Return the listing word for word, as given.

--- START ---

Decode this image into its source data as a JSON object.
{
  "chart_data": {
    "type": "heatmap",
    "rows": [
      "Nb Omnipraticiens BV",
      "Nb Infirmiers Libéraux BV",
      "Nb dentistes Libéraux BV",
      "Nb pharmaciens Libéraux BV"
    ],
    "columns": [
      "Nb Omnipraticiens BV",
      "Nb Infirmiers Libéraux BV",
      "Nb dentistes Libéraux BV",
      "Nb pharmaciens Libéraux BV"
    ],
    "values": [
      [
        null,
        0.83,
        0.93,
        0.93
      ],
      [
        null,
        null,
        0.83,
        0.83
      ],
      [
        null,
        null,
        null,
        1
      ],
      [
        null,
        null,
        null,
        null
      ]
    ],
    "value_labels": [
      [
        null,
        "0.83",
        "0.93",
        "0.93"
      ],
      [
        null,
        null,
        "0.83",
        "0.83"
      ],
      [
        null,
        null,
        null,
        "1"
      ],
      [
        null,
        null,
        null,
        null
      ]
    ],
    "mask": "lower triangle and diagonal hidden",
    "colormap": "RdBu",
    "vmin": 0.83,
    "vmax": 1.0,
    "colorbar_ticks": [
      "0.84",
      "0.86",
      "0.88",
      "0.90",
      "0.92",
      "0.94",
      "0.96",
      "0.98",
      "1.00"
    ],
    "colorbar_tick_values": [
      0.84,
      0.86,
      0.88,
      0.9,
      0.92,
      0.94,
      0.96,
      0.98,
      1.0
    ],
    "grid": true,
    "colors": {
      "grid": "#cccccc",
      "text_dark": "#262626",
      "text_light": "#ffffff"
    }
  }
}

--- END ---

■ RESULT OF THE EXERCISE ■
Decode this image into its source data as a JSON object.
{
  "chart_data": {
    "type": "heatmap",
    "rows": [
      "Nb Omnipraticiens BV",
      "Nb Infirmiers Libéraux BV",
      "Nb dentistes Libéraux BV",
      "Nb pharmaciens Libéraux BV"
    ],
    "columns": [
      "Nb Omnipraticiens BV",
      "Nb Infirmiers Libéraux BV",
      "Nb dentistes Libéraux BV",
      "Nb pharmaciens Libéraux BV"
    ],
    "values": [
      [
        null,
        0.83,
        0.93,
        0.93
      ],
      [
        null,
        null,
        0.83,
        0.83
      ],
      [
        null,
        null,
        null,
        1
      ],
      [
        null,
        null,
        null,
        null
      ]
    ],
    "value_labels": [
      [
        null,
        "0.83",
        "0.93",
        "0.93"
      ],
      [
        null,
        null,
        "0.83",
        "0.83"
      ],
      [
        null,
        null,
        null,
        "1"
      ],
      [
        null,
        null,
        null,
        null
      ]
    ],
    "mask": "lower triangle and diagonal hidden",
    "colormap": "RdBu",
    "vmin": 0.83,
    "vmax": 1.0,
    "colorbar_ticks": [
      "0.84",
      "0.86",
      "0.88",
      "0.90",
      "0.92",
      "0.94",
      "0.96",
      "0.98",
      "1.00"
    ],
    "colorbar_tick_values": [
      0.84,
      0.86,
      0.88,
      0.9,
      0.92,
      0.94,
      0.96,
      0.98,
      1.0
    ],
    "grid": true,
    "colors": {
      "grid": "#cccccc",
      "text_dark": "#262626",
      "text_light": "#ffffff"
    }
  }
}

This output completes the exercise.